▶ _INSTRUCTIONS FOR THE TASK_
Output only the lines from the one containing "keyboard-key[interactable]: < [1183, 1400, 1282, 1418]" through the one containing "new-account-link[interactable]: NEW ACCOUNT", with "return" replaced by "enter" and nothing else changed.
::::
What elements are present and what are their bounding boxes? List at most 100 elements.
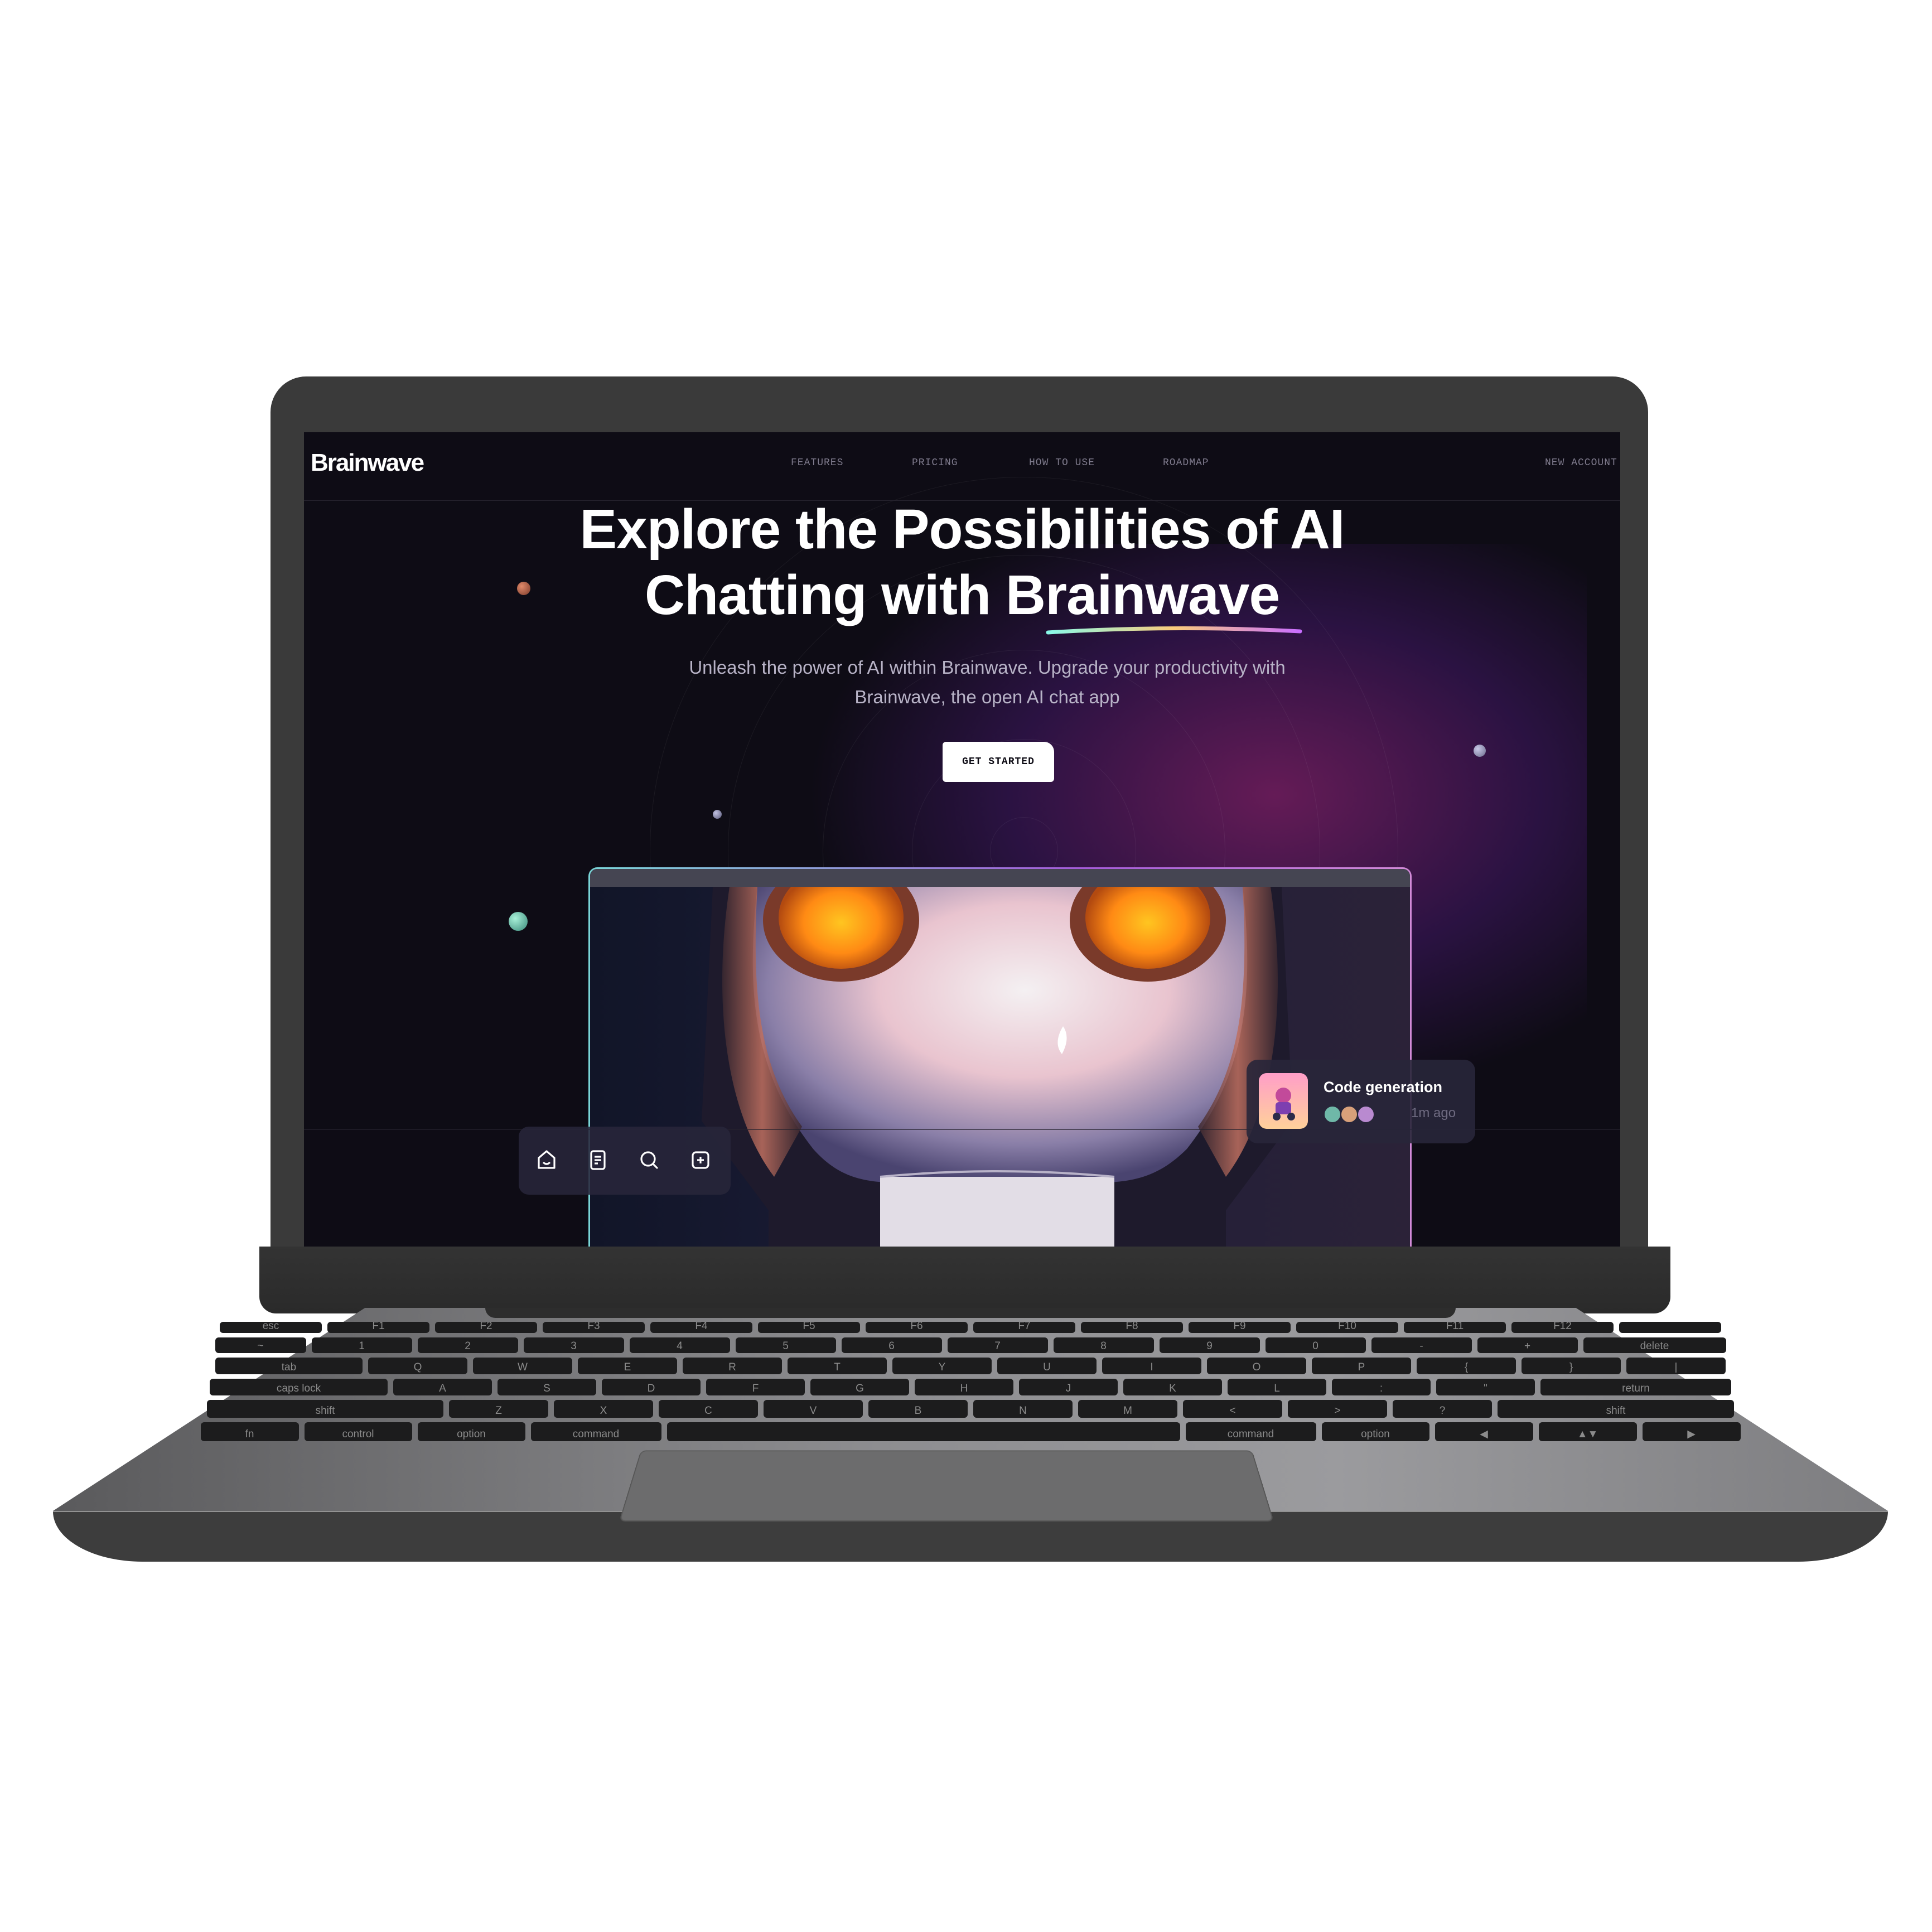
keyboard-key[interactable]: < [1183, 1400, 1282, 1418]
keyboard-a-row: caps lock A S D F G H J K L: " return [167, 1379, 1774, 1395]
keyboard-key[interactable]: 4 [629, 1337, 730, 1353]
keyboard-q-row: tab Q W E R T Y U I O P {} | [167, 1358, 1774, 1374]
new-account-link[interactable]: NEW ACCOUNT [1545, 457, 1617, 468]
notification-card[interactable]: Code generation 1m ago [1247, 1060, 1475, 1143]
keyboard-key[interactable]: F12 [1511, 1322, 1614, 1333]
keyboard-key[interactable]: return [1540, 1379, 1731, 1395]
keyboard-key[interactable]: F1 [327, 1322, 429, 1333]
keyboard-key[interactable]: N [973, 1400, 1073, 1418]
keyboard-key[interactable]: H [915, 1379, 1013, 1395]
document-button[interactable] [585, 1147, 611, 1173]
keyboard-key[interactable]: X [554, 1400, 653, 1418]
keyboard-key[interactable]: K [1123, 1379, 1222, 1395]
keyboard-key[interactable]: 1 [311, 1337, 412, 1353]
keyboard-key[interactable]: Z [449, 1400, 548, 1418]
keyboard-key[interactable]: F6 [866, 1322, 968, 1333]
keyboard-key[interactable]: ◀ [1434, 1422, 1533, 1441]
keyboard-key[interactable]: { [1417, 1358, 1516, 1374]
avatar [1357, 1105, 1375, 1123]
keyboard-key[interactable]: I [1102, 1358, 1201, 1374]
avatar [1324, 1105, 1341, 1123]
keyboard-key[interactable] [1619, 1322, 1721, 1333]
keyboard-key[interactable]: esc [220, 1322, 322, 1333]
keyboard-key[interactable]: command [530, 1422, 661, 1441]
keyboard-key[interactable]: shift [207, 1400, 443, 1418]
keyboard-key[interactable]: F4 [650, 1322, 752, 1333]
keyboard-key[interactable]: ▶ [1642, 1422, 1741, 1441]
keyboard-key[interactable]: - [1371, 1337, 1472, 1353]
keyboard-key[interactable]: J [1019, 1379, 1118, 1395]
trackpad[interactable] [619, 1450, 1274, 1522]
keyboard-key[interactable]: caps lock [210, 1379, 388, 1395]
nav-link-how-to-use[interactable]: HOW TO USE [1029, 457, 1095, 468]
keyboard-key[interactable]: option [1321, 1422, 1429, 1441]
keyboard-key[interactable]: B [868, 1400, 968, 1418]
card-thumbnail [1259, 1073, 1308, 1129]
keyboard-key[interactable]: R [683, 1358, 782, 1374]
keyboard-key[interactable]: D [602, 1379, 701, 1395]
keyboard-key[interactable]: A [393, 1379, 492, 1395]
keyboard-key[interactable]: 8 [1053, 1337, 1154, 1353]
keyboard-key[interactable]: + [1477, 1337, 1578, 1353]
keyboard-key[interactable]: shift [1498, 1400, 1734, 1418]
nav-link-roadmap[interactable]: ROADMAP [1163, 457, 1209, 468]
keyboard-key[interactable]: 9 [1159, 1337, 1260, 1353]
keyboard-key[interactable]: ? [1393, 1400, 1492, 1418]
keyboard-key[interactable]: F11 [1404, 1322, 1506, 1333]
keyboard-key[interactable]: ~ [215, 1337, 306, 1353]
keyboard-key[interactable]: E [578, 1358, 677, 1374]
get-started-button[interactable]: GET STARTED [943, 742, 1054, 782]
keyboard-key[interactable]: M [1078, 1400, 1177, 1418]
keyboard-key[interactable]: 3 [523, 1337, 624, 1353]
keyboard-key[interactable]: | [1626, 1358, 1726, 1374]
laptop-hinge [259, 1247, 1670, 1313]
headline-highlight: Brainwave [1005, 564, 1280, 626]
keyboard-key[interactable]: F [706, 1379, 805, 1395]
keyboard-key[interactable]: T [788, 1358, 887, 1374]
keyboard-key[interactable]: 7 [947, 1337, 1048, 1353]
nav-link-features[interactable]: FEATURES [791, 457, 843, 468]
keyboard-key[interactable]: C [659, 1400, 758, 1418]
keyboard-key[interactable]: O [1207, 1358, 1306, 1374]
keyboard-key[interactable]: Y [892, 1358, 992, 1374]
keyboard-key[interactable]: " [1436, 1379, 1535, 1395]
keyboard-key[interactable]: L [1228, 1379, 1326, 1395]
keyboard-key[interactable]: fn [200, 1422, 299, 1441]
keyboard-key[interactable]: F5 [758, 1322, 860, 1333]
keyboard-key[interactable]: V [764, 1400, 863, 1418]
keyboard-key[interactable]: delete [1583, 1337, 1726, 1353]
keyboard-key[interactable]: F8 [1081, 1322, 1183, 1333]
brand-logo[interactable]: Brainwave [311, 449, 424, 477]
keyboard-key[interactable]: ▲▼ [1538, 1422, 1637, 1441]
keyboard-key[interactable]: U [997, 1358, 1097, 1374]
keyboard-key[interactable]: 6 [841, 1337, 942, 1353]
subtitle-line-1: Unleash the power of AI within Brainwave… [689, 657, 1286, 678]
search-button[interactable] [636, 1147, 663, 1173]
keyboard-key[interactable]: 2 [417, 1337, 518, 1353]
keyboard-key[interactable]: Q [368, 1358, 467, 1374]
keyboard-key[interactable]: } [1522, 1358, 1621, 1374]
keyboard-key[interactable]: F3 [543, 1322, 645, 1333]
keyboard-key[interactable]: G [810, 1379, 909, 1395]
keyboard-key[interactable]: 5 [735, 1337, 836, 1353]
keyboard-key[interactable]: S [498, 1379, 596, 1395]
keyboard-key[interactable]: option [417, 1422, 525, 1441]
add-button[interactable] [687, 1147, 714, 1173]
keyboard-key[interactable]: > [1288, 1400, 1387, 1418]
top-nav: Brainwave FEATURES PRICING HOW TO USE RO… [304, 432, 1620, 501]
keyboard-number-row: ~1 2 3 4 5 6 7 8 9 0- + delete [167, 1337, 1774, 1353]
nav-link-pricing[interactable]: PRICING [912, 457, 958, 468]
keyboard-key[interactable]: F10 [1296, 1322, 1398, 1333]
keyboard-key[interactable]: P [1312, 1358, 1411, 1374]
keyboard-key[interactable] [666, 1422, 1180, 1441]
keyboard-key[interactable]: tab [215, 1358, 363, 1374]
keyboard-key[interactable]: W [473, 1358, 572, 1374]
keyboard-key[interactable]: 0 [1265, 1337, 1366, 1353]
home-button[interactable] [533, 1147, 560, 1173]
keyboard-key[interactable]: command [1185, 1422, 1316, 1441]
keyboard-key[interactable]: F2 [435, 1322, 537, 1333]
keyboard-key[interactable]: : [1332, 1379, 1431, 1395]
keyboard-key[interactable]: control [304, 1422, 412, 1441]
keyboard-key[interactable]: F9 [1189, 1322, 1291, 1333]
keyboard-key[interactable]: F7 [973, 1322, 1075, 1333]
::::
▶ _EXERCISE ANSWER_
keyboard-key[interactable]: < [1183, 1400, 1282, 1418]
keyboard-a-row: caps lock A S D F G H J K L: " enter [167, 1379, 1774, 1395]
keyboard-key[interactable]: 4 [629, 1337, 730, 1353]
keyboard-q-row: tab Q W E R T Y U I O P {} | [167, 1358, 1774, 1374]
new-account-link[interactable]: NEW ACCOUNT [1545, 457, 1617, 468]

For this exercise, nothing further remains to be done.